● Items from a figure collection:
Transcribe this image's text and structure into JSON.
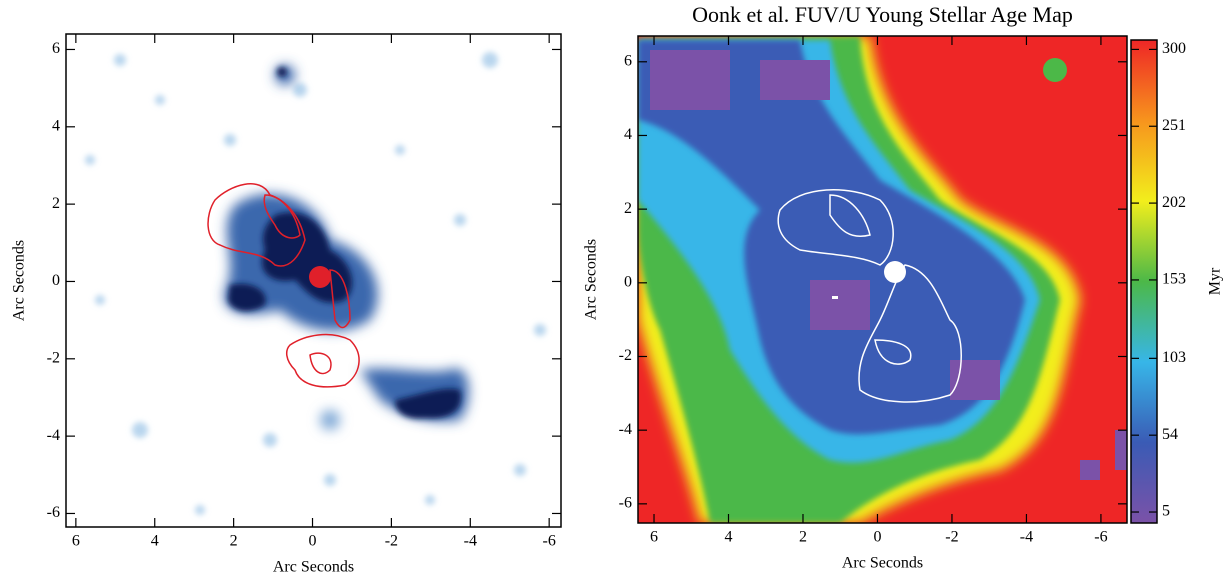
{
  "chart_data": [
    {
      "type": "image",
      "xlabel": "Arc Seconds",
      "ylabel": "Arc Seconds",
      "xlim": [
        6.25,
        -6.3
      ],
      "ylim": [
        -6.35,
        6.4
      ],
      "xticks": [
        6,
        4,
        2,
        0,
        -2,
        -4,
        -6
      ],
      "yticks": [
        -6,
        -4,
        -2,
        0,
        2,
        4,
        6
      ]
    },
    {
      "type": "image",
      "title": "Oonk et al. FUV/U Young Stellar Age Map",
      "xlabel": "Arc Seconds",
      "ylabel": "Arc Seconds",
      "xlim": [
        6.43,
        -6.7
      ],
      "ylim": [
        -6.52,
        6.7
      ],
      "xticks": [
        6,
        4,
        2,
        0,
        -2,
        -4,
        -6
      ],
      "yticks": [
        -6,
        -4,
        -2,
        0,
        2,
        4,
        6
      ],
      "colorbar": {
        "label": "Myr",
        "lim": [
          -2,
          306
        ],
        "ticks": [
          5,
          54,
          103,
          153,
          202,
          251,
          300
        ],
        "colors": [
          "#7b52a8",
          "#3a5bb5",
          "#37b6e8",
          "#4cb848",
          "#f2ee1c",
          "#f7941d",
          "#ee2626"
        ]
      }
    }
  ]
}
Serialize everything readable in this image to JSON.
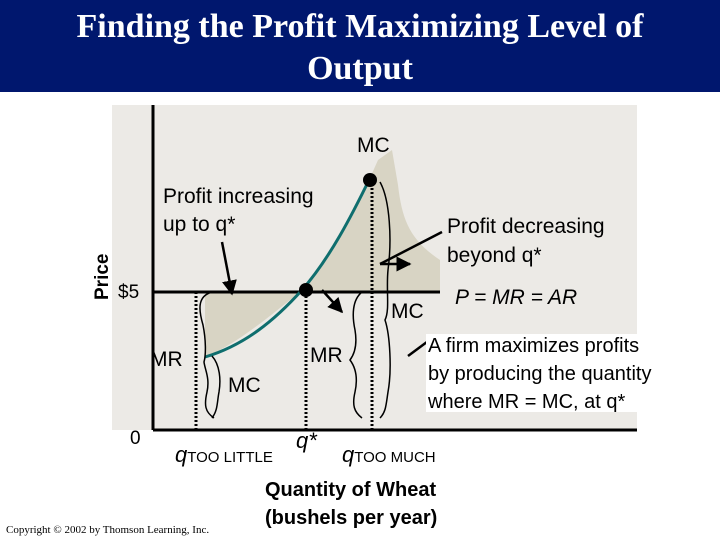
{
  "header": {
    "title_line1": "Finding the Profit Maximizing Level of",
    "title_line2": "Output"
  },
  "axes": {
    "y_label": "Price",
    "price_tick": "$5",
    "origin": "0",
    "x_label_line1": "Quantity of Wheat",
    "x_label_line2": "(bushels per year)"
  },
  "quantities": {
    "q_little": "q",
    "q_little_sub": "TOO LITTLE",
    "q_star": "q*",
    "q_much": "q",
    "q_much_sub": "TOO MUCH"
  },
  "curves": {
    "mc_top": "MC",
    "demand": "P = MR = AR"
  },
  "labels": {
    "mr_left": "MR",
    "mc_left": "MC",
    "mr_right": "MR",
    "mc_right": "MC"
  },
  "annotations": {
    "increasing_line1": "Profit increasing",
    "increasing_line2": "up to q*",
    "decreasing_line1": "Profit decreasing",
    "decreasing_line2": "beyond q*",
    "rule_line1": "A firm maximizes profits",
    "rule_line2": "by producing the quantity",
    "rule_line3": "where MR = MC, at q*"
  },
  "colors": {
    "header": "#00176e",
    "plot_bg": "#eceae6",
    "shade": "#d8d4c4",
    "mc_curve": "#0f6e6e"
  },
  "footer": {
    "copyright": "Copyright © 2002 by Thomson Learning, Inc."
  }
}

● Stated goal: Look through the listing and extract every line with "JSON" in it.

● Result:
Transcribe this image's text and structure into JSON.
Serialize everything readable in this image to JSON.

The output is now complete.